>>
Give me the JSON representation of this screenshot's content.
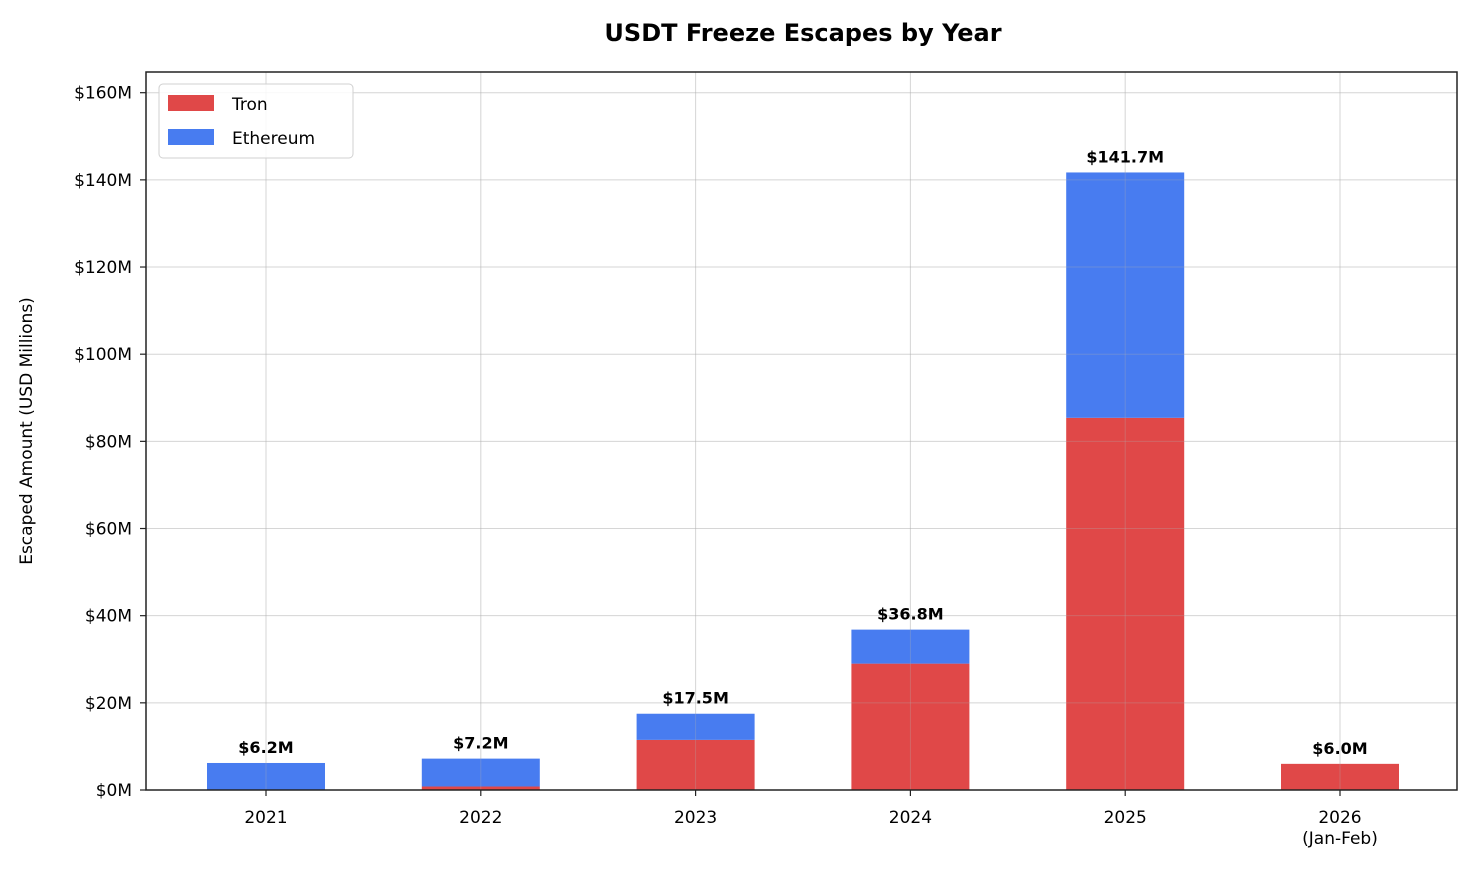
{
  "chart_data": {
    "type": "bar",
    "stacked": true,
    "title": "USDT Freeze Escapes by Year",
    "xlabel": "",
    "ylabel": "Escaped Amount (USD Millions)",
    "categories": [
      "2021",
      "2022",
      "2023",
      "2024",
      "2025",
      "2026\n(Jan-Feb)"
    ],
    "category_lines": [
      [
        "2021"
      ],
      [
        "2022"
      ],
      [
        "2023"
      ],
      [
        "2024"
      ],
      [
        "2025"
      ],
      [
        "2026",
        "(Jan-Feb)"
      ]
    ],
    "series": [
      {
        "name": "Tron",
        "color": "#e04848",
        "values": [
          0,
          0.8,
          11.5,
          29.0,
          85.4,
          6.0
        ]
      },
      {
        "name": "Ethereum",
        "color": "#487cf0",
        "values": [
          6.2,
          6.4,
          6.0,
          7.8,
          56.3,
          0
        ]
      }
    ],
    "totals_labels": [
      "$6.2M",
      "$7.2M",
      "$17.5M",
      "$36.8M",
      "$141.7M",
      "$6.0M"
    ],
    "totals": [
      6.2,
      7.2,
      17.5,
      36.8,
      141.7,
      6.0
    ],
    "ylim": [
      0,
      165
    ],
    "yticks": [
      0,
      20,
      40,
      60,
      80,
      100,
      120,
      140,
      160
    ],
    "ytick_labels": [
      "$0M",
      "$20M",
      "$40M",
      "$60M",
      "$80M",
      "$100M",
      "$120M",
      "$140M",
      "$160M"
    ],
    "grid": true,
    "legend_position": "upper left"
  }
}
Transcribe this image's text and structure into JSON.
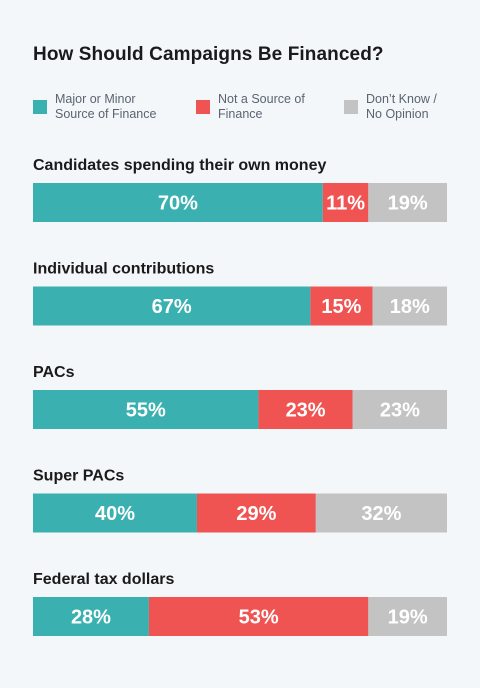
{
  "chart_data": {
    "type": "bar",
    "orientation": "horizontal-stacked-100",
    "title": "How Should Campaigns Be Financed?",
    "categories": [
      "Candidates spending their own money",
      "Individual contributions",
      "PACs",
      "Super PACs",
      "Federal tax dollars"
    ],
    "series": [
      {
        "name": "Major or Minor Source of Finance",
        "color": "#3ab1b0",
        "values": [
          70,
          67,
          55,
          40,
          28
        ]
      },
      {
        "name": "Not a Source of Finance",
        "color": "#ef5453",
        "values": [
          11,
          15,
          23,
          29,
          53
        ]
      },
      {
        "name": "Don’t Know / No Opinion",
        "color": "#c3c3c3",
        "values": [
          19,
          18,
          23,
          32,
          19
        ]
      }
    ],
    "value_suffix": "%",
    "legend_position": "top",
    "grid": false
  }
}
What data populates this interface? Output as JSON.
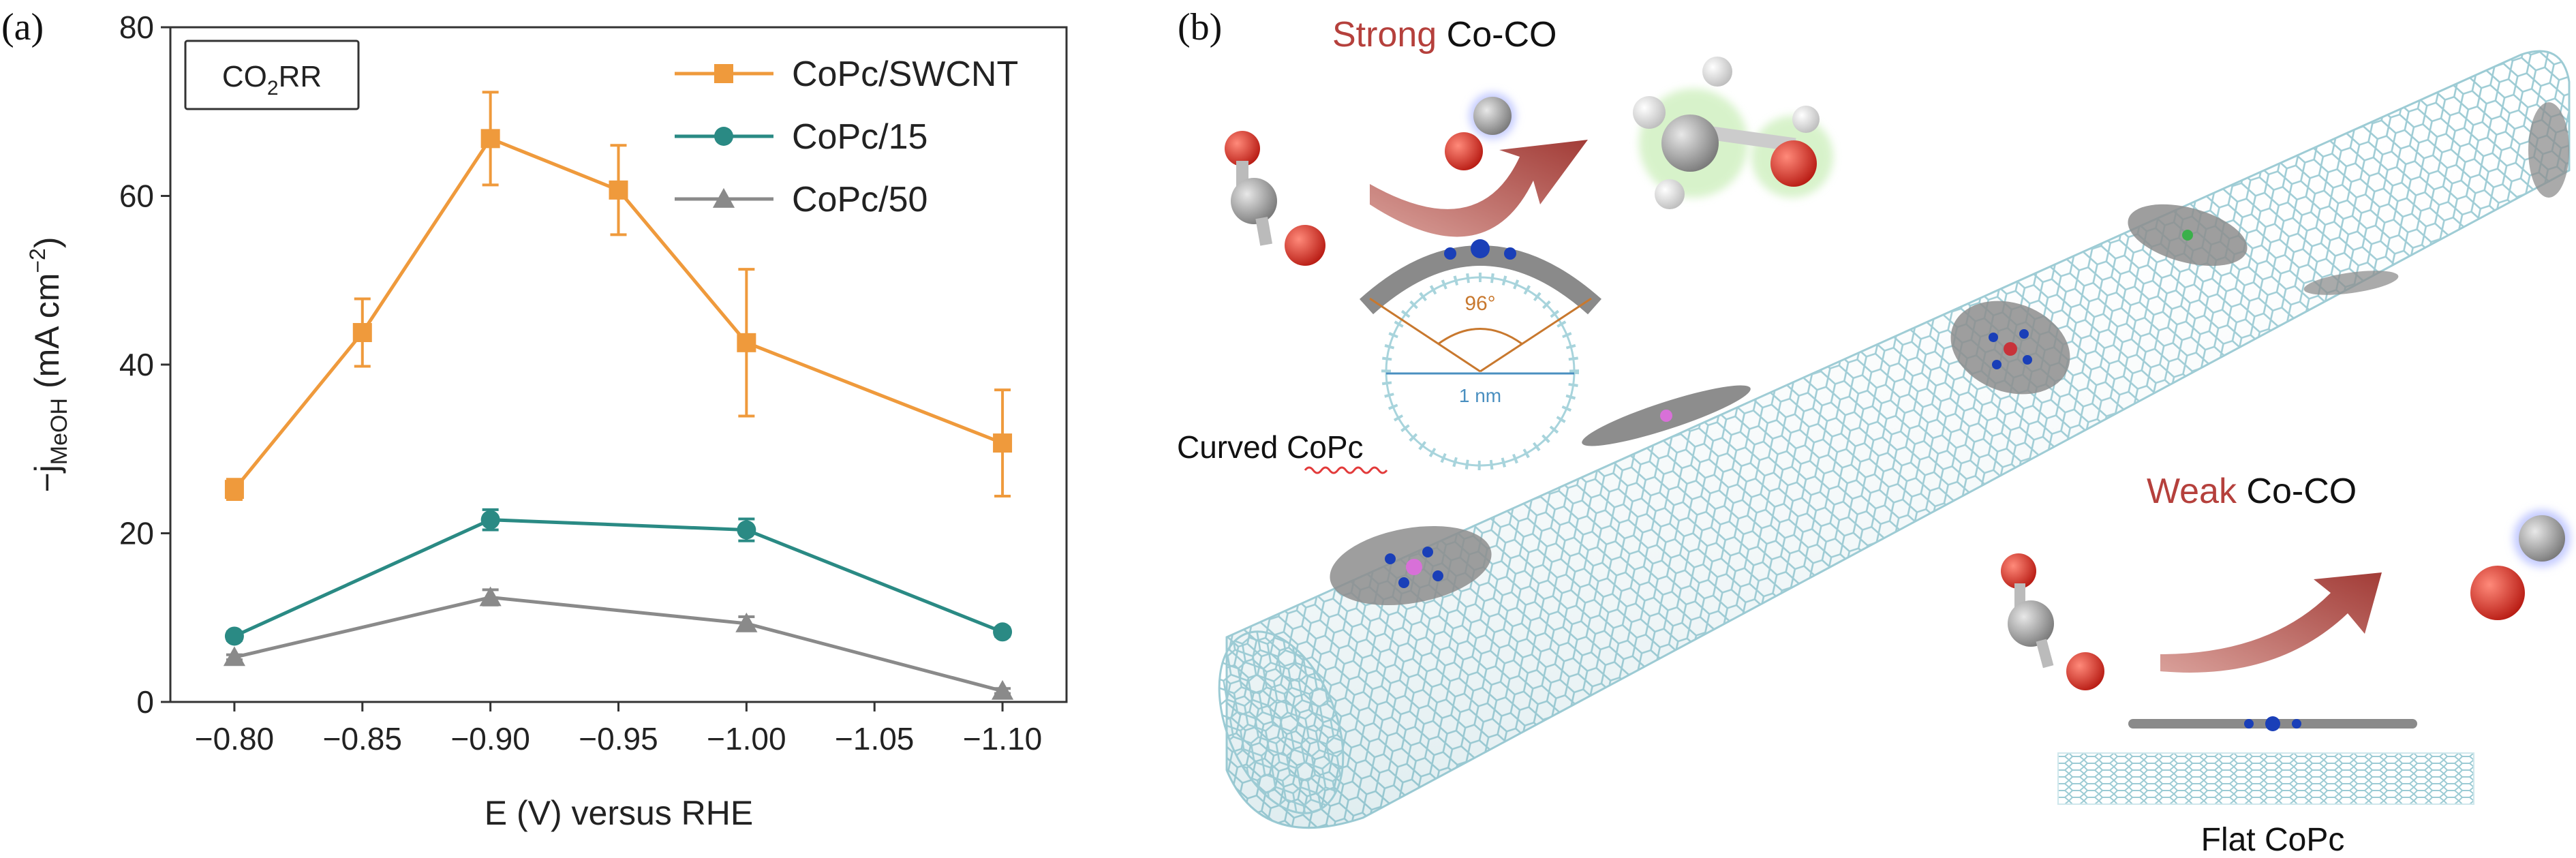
{
  "panels": {
    "a_label": "(a)",
    "b_label": "(b)"
  },
  "chart_data": {
    "type": "line",
    "title": "",
    "inset_label": {
      "prefix": "CO",
      "sub": "2",
      "suffix": "RR"
    },
    "xlabel": "E (V) versus RHE",
    "ylabel": {
      "prefix": "−j",
      "sub": "MeOH",
      "middle": " (mA cm",
      "sup": "−2",
      "suffix": ")"
    },
    "x_ticks": [
      -0.8,
      -0.85,
      -0.9,
      -0.95,
      -1.0,
      -1.05,
      -1.1
    ],
    "x_tick_labels": [
      "−0.80",
      "−0.85",
      "−0.90",
      "−0.95",
      "−1.00",
      "−1.05",
      "−1.10"
    ],
    "xlim": [
      -0.775,
      -1.125
    ],
    "x_direction": "reversed",
    "y_ticks": [
      0,
      20,
      40,
      60,
      80
    ],
    "y_tick_labels": [
      "0",
      "20",
      "40",
      "60",
      "80"
    ],
    "ylim": [
      0,
      80
    ],
    "grid": false,
    "legend_position": "top-right",
    "series": [
      {
        "name": "CoPc/SWCNT",
        "color": "#ef9a3c",
        "marker": "square",
        "x": [
          -0.8,
          -0.85,
          -0.9,
          -0.95,
          -1.0,
          -1.1
        ],
        "y": [
          25.2,
          43.8,
          66.8,
          60.7,
          42.6,
          30.7
        ],
        "err": [
          1.2,
          4.0,
          5.5,
          5.3,
          8.7,
          6.3
        ]
      },
      {
        "name": "CoPc/15",
        "color": "#2a8a84",
        "marker": "circle",
        "x": [
          -0.8,
          -0.9,
          -1.0,
          -1.1
        ],
        "y": [
          7.8,
          21.6,
          20.4,
          8.3
        ],
        "err": [
          0.5,
          1.2,
          1.3,
          0.5
        ]
      },
      {
        "name": "CoPc/50",
        "color": "#8a8a8a",
        "marker": "triangle",
        "x": [
          -0.8,
          -0.9,
          -1.0,
          -1.1
        ],
        "y": [
          5.3,
          12.4,
          9.3,
          1.3
        ],
        "err": [
          0.3,
          0.9,
          0.8,
          0.3
        ]
      }
    ]
  },
  "illustration": {
    "strong_word": "Strong",
    "strong_rest": " Co-CO",
    "weak_word": "Weak",
    "weak_rest": " Co-CO",
    "angle_label": "96°",
    "diameter_label": "1 nm",
    "curved_caption": "Curved CoPc",
    "flat_caption": "Flat CoPc",
    "colors": {
      "emphasis": "#b5403c",
      "tube": "#a8d4dc",
      "angle": "#c8782e",
      "diameter": "#4a8fc0",
      "cobalt": "#1a3fb8",
      "oxygen": "#d42a22",
      "carbon": "#a0a0a0",
      "hydrogen": "#f2f2f2",
      "arrow": "#a94540"
    }
  }
}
<<
▶ _Directions_:
Search the records for the word "CoPc" and copy every line where it occurs.

▶ _Right answer_:
        "name": "CoPc/SWCNT",
        "name": "CoPc/15",
        "name": "CoPc/50",
    "curved_caption": "Curved CoPc",
    "flat_caption": "Flat CoPc",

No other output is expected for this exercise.